Each entry below is to be extracted exactly.
━━━ LISTED RECORDS
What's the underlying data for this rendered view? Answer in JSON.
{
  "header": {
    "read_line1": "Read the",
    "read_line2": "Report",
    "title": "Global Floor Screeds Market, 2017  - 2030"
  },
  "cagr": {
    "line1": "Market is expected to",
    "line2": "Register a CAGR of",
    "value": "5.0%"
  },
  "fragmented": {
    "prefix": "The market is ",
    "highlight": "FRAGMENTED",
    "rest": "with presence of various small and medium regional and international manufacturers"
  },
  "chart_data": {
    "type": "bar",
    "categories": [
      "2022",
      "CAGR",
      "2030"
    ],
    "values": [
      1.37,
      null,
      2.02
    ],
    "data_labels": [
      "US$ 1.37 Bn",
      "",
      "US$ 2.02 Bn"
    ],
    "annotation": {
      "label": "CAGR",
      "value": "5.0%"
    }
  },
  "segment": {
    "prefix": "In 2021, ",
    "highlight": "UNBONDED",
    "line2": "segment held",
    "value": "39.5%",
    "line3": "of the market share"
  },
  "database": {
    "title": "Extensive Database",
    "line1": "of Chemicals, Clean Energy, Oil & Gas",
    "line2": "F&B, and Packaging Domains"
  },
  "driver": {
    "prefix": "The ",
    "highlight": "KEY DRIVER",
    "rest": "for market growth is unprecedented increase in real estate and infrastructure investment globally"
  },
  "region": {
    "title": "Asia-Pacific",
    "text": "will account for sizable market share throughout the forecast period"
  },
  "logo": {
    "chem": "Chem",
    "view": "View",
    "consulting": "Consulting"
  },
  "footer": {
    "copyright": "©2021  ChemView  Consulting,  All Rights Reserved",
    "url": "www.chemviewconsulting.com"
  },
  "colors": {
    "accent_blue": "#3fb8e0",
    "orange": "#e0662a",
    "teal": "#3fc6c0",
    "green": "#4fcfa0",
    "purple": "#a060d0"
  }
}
━━━━━━
■ **THE REPLY**:
What's the underlying data for this rendered view? Answer in JSON.
{
  "header": {
    "read_line1": "Read the",
    "read_line2": "Report",
    "title": "Global Floor Screeds Market, 2017  - 2030"
  },
  "cagr": {
    "line1": "Market is expected to",
    "line2": "Register a CAGR of",
    "value": "5.0%"
  },
  "fragmented": {
    "prefix": "The market is ",
    "highlight": "FRAGMENTED",
    "rest": "with presence of various small and medium regional and international manufacturers"
  },
  "chart_data": {
    "type": "bar",
    "categories": [
      "2022",
      "CAGR",
      "2030"
    ],
    "values": [
      1.37,
      null,
      2.02
    ],
    "data_labels": [
      "US$ 1.37 Bn",
      "",
      "US$ 2.02 Bn"
    ],
    "annotation": {
      "label": "CAGR",
      "value": "5.0%"
    }
  },
  "segment": {
    "prefix": "In 2021, ",
    "highlight": "UNBONDED",
    "line2": "segment held",
    "value": "39.5%",
    "line3": "of the market share"
  },
  "database": {
    "title": "Extensive Database",
    "line1": "of Chemicals, Clean Energy, Oil & Gas",
    "line2": "F&B, and Packaging Domains"
  },
  "driver": {
    "prefix": "The ",
    "highlight": "KEY DRIVER",
    "rest": "for market growth is unprecedented increase in real estate and infrastructure investment globally"
  },
  "region": {
    "title": "Asia-Pacific",
    "text": "will account for sizable market share throughout the forecast period"
  },
  "logo": {
    "chem": "Chem",
    "view": "View",
    "consulting": "Consulting"
  },
  "footer": {
    "copyright": "©2021  ChemView  Consulting,  All Rights Reserved",
    "url": "www.chemviewconsulting.com"
  },
  "colors": {
    "accent_blue": "#3fb8e0",
    "orange": "#e0662a",
    "teal": "#3fc6c0",
    "green": "#4fcfa0",
    "purple": "#a060d0"
  }
}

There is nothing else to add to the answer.